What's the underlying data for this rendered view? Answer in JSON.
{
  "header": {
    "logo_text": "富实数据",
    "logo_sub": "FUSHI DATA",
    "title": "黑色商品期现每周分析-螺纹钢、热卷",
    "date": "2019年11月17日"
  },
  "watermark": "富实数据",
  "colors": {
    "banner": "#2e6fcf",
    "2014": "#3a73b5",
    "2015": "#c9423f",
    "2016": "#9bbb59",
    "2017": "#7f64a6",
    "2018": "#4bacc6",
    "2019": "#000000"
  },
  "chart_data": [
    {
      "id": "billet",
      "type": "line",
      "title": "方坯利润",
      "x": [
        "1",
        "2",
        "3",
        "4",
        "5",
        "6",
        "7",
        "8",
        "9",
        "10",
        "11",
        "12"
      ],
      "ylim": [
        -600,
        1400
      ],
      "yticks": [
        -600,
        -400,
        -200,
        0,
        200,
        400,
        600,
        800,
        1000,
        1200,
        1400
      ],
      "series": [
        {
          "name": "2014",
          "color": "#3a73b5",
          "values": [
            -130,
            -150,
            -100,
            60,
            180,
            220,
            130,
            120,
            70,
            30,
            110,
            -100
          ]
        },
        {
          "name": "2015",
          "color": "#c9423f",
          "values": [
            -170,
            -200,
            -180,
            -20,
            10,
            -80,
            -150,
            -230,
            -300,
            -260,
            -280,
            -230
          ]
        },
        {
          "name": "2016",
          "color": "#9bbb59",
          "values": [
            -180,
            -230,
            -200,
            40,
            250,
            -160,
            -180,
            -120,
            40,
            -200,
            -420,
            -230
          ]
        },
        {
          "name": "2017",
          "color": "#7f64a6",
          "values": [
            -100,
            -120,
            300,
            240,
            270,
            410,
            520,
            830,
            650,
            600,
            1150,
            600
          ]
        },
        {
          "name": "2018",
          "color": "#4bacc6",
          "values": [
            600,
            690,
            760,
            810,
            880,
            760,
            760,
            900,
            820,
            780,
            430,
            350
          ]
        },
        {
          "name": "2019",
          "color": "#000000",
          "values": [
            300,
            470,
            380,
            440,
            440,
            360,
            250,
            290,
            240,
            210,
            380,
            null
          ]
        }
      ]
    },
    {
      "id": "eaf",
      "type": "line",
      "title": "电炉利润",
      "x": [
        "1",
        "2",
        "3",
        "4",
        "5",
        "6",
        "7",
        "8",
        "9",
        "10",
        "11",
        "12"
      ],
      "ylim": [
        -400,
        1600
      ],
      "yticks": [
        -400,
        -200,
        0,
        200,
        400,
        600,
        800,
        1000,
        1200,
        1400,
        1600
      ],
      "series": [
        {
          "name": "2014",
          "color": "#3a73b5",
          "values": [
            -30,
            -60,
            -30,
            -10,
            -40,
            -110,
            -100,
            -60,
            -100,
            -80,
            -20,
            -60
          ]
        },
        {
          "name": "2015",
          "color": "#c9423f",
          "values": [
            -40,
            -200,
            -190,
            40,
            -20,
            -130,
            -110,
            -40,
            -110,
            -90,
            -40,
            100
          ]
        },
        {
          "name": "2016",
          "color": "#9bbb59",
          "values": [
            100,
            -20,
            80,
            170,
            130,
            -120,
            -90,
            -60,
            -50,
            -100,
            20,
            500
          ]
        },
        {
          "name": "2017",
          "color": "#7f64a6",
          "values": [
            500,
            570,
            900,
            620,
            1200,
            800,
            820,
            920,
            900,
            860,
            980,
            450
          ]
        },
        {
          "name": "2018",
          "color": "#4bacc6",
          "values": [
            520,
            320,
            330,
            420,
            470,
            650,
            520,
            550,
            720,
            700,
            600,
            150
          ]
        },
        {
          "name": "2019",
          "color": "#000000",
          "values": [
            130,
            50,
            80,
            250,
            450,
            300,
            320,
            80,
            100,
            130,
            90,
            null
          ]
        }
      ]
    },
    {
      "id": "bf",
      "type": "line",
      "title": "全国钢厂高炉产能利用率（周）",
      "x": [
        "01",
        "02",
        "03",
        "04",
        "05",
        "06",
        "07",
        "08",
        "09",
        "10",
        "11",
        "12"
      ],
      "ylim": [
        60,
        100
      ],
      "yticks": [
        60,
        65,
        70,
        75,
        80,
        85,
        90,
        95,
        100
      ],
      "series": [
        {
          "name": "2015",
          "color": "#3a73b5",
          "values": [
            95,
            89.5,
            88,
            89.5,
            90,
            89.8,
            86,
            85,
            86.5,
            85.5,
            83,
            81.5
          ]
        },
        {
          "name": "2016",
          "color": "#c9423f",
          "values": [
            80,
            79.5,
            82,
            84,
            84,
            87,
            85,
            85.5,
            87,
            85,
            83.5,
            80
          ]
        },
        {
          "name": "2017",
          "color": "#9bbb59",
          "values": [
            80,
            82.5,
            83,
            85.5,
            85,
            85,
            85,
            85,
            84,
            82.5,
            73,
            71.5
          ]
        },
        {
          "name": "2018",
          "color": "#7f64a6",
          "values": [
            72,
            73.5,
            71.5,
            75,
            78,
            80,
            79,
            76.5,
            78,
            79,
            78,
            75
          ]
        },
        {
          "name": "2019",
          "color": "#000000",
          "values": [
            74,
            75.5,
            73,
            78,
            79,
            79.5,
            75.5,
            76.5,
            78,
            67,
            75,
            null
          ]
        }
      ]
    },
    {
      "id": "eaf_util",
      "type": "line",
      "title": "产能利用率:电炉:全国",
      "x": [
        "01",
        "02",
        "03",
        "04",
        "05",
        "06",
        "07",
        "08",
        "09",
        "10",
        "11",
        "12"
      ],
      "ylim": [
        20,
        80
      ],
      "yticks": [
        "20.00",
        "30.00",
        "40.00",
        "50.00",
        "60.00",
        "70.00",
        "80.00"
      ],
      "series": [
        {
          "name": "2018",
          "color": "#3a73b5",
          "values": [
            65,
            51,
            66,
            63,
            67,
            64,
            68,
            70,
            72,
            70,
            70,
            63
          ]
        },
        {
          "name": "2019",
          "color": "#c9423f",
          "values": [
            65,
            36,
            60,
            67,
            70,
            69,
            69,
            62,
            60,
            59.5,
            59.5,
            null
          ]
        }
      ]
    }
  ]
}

▸ EXERCISE BRIEF:
All of the entries above should be written out again exactly.

▸ PROBLEM SOLUTION:
What's the underlying data for this rendered view? Answer in JSON.
{
  "header": {
    "logo_text": "富实数据",
    "logo_sub": "FUSHI DATA",
    "title": "黑色商品期现每周分析-螺纹钢、热卷",
    "date": "2019年11月17日"
  },
  "watermark": "富实数据",
  "colors": {
    "banner": "#2e6fcf",
    "2014": "#3a73b5",
    "2015": "#c9423f",
    "2016": "#9bbb59",
    "2017": "#7f64a6",
    "2018": "#4bacc6",
    "2019": "#000000"
  },
  "chart_data": [
    {
      "id": "billet",
      "type": "line",
      "title": "方坯利润",
      "x": [
        "1",
        "2",
        "3",
        "4",
        "5",
        "6",
        "7",
        "8",
        "9",
        "10",
        "11",
        "12"
      ],
      "ylim": [
        -600,
        1400
      ],
      "yticks": [
        -600,
        -400,
        -200,
        0,
        200,
        400,
        600,
        800,
        1000,
        1200,
        1400
      ],
      "series": [
        {
          "name": "2014",
          "color": "#3a73b5",
          "values": [
            -130,
            -150,
            -100,
            60,
            180,
            220,
            130,
            120,
            70,
            30,
            110,
            -100
          ]
        },
        {
          "name": "2015",
          "color": "#c9423f",
          "values": [
            -170,
            -200,
            -180,
            -20,
            10,
            -80,
            -150,
            -230,
            -300,
            -260,
            -280,
            -230
          ]
        },
        {
          "name": "2016",
          "color": "#9bbb59",
          "values": [
            -180,
            -230,
            -200,
            40,
            250,
            -160,
            -180,
            -120,
            40,
            -200,
            -420,
            -230
          ]
        },
        {
          "name": "2017",
          "color": "#7f64a6",
          "values": [
            -100,
            -120,
            300,
            240,
            270,
            410,
            520,
            830,
            650,
            600,
            1150,
            600
          ]
        },
        {
          "name": "2018",
          "color": "#4bacc6",
          "values": [
            600,
            690,
            760,
            810,
            880,
            760,
            760,
            900,
            820,
            780,
            430,
            350
          ]
        },
        {
          "name": "2019",
          "color": "#000000",
          "values": [
            300,
            470,
            380,
            440,
            440,
            360,
            250,
            290,
            240,
            210,
            380,
            null
          ]
        }
      ]
    },
    {
      "id": "eaf",
      "type": "line",
      "title": "电炉利润",
      "x": [
        "1",
        "2",
        "3",
        "4",
        "5",
        "6",
        "7",
        "8",
        "9",
        "10",
        "11",
        "12"
      ],
      "ylim": [
        -400,
        1600
      ],
      "yticks": [
        -400,
        -200,
        0,
        200,
        400,
        600,
        800,
        1000,
        1200,
        1400,
        1600
      ],
      "series": [
        {
          "name": "2014",
          "color": "#3a73b5",
          "values": [
            -30,
            -60,
            -30,
            -10,
            -40,
            -110,
            -100,
            -60,
            -100,
            -80,
            -20,
            -60
          ]
        },
        {
          "name": "2015",
          "color": "#c9423f",
          "values": [
            -40,
            -200,
            -190,
            40,
            -20,
            -130,
            -110,
            -40,
            -110,
            -90,
            -40,
            100
          ]
        },
        {
          "name": "2016",
          "color": "#9bbb59",
          "values": [
            100,
            -20,
            80,
            170,
            130,
            -120,
            -90,
            -60,
            -50,
            -100,
            20,
            500
          ]
        },
        {
          "name": "2017",
          "color": "#7f64a6",
          "values": [
            500,
            570,
            900,
            620,
            1200,
            800,
            820,
            920,
            900,
            860,
            980,
            450
          ]
        },
        {
          "name": "2018",
          "color": "#4bacc6",
          "values": [
            520,
            320,
            330,
            420,
            470,
            650,
            520,
            550,
            720,
            700,
            600,
            150
          ]
        },
        {
          "name": "2019",
          "color": "#000000",
          "values": [
            130,
            50,
            80,
            250,
            450,
            300,
            320,
            80,
            100,
            130,
            90,
            null
          ]
        }
      ]
    },
    {
      "id": "bf",
      "type": "line",
      "title": "全国钢厂高炉产能利用率（周）",
      "x": [
        "01",
        "02",
        "03",
        "04",
        "05",
        "06",
        "07",
        "08",
        "09",
        "10",
        "11",
        "12"
      ],
      "ylim": [
        60,
        100
      ],
      "yticks": [
        60,
        65,
        70,
        75,
        80,
        85,
        90,
        95,
        100
      ],
      "series": [
        {
          "name": "2015",
          "color": "#3a73b5",
          "values": [
            95,
            89.5,
            88,
            89.5,
            90,
            89.8,
            86,
            85,
            86.5,
            85.5,
            83,
            81.5
          ]
        },
        {
          "name": "2016",
          "color": "#c9423f",
          "values": [
            80,
            79.5,
            82,
            84,
            84,
            87,
            85,
            85.5,
            87,
            85,
            83.5,
            80
          ]
        },
        {
          "name": "2017",
          "color": "#9bbb59",
          "values": [
            80,
            82.5,
            83,
            85.5,
            85,
            85,
            85,
            85,
            84,
            82.5,
            73,
            71.5
          ]
        },
        {
          "name": "2018",
          "color": "#7f64a6",
          "values": [
            72,
            73.5,
            71.5,
            75,
            78,
            80,
            79,
            76.5,
            78,
            79,
            78,
            75
          ]
        },
        {
          "name": "2019",
          "color": "#000000",
          "values": [
            74,
            75.5,
            73,
            78,
            79,
            79.5,
            75.5,
            76.5,
            78,
            67,
            75,
            null
          ]
        }
      ]
    },
    {
      "id": "eaf_util",
      "type": "line",
      "title": "产能利用率:电炉:全国",
      "x": [
        "01",
        "02",
        "03",
        "04",
        "05",
        "06",
        "07",
        "08",
        "09",
        "10",
        "11",
        "12"
      ],
      "ylim": [
        20,
        80
      ],
      "yticks": [
        "20.00",
        "30.00",
        "40.00",
        "50.00",
        "60.00",
        "70.00",
        "80.00"
      ],
      "series": [
        {
          "name": "2018",
          "color": "#3a73b5",
          "values": [
            65,
            51,
            66,
            63,
            67,
            64,
            68,
            70,
            72,
            70,
            70,
            63
          ]
        },
        {
          "name": "2019",
          "color": "#c9423f",
          "values": [
            65,
            36,
            60,
            67,
            70,
            69,
            69,
            62,
            60,
            59.5,
            59.5,
            null
          ]
        }
      ]
    }
  ]
}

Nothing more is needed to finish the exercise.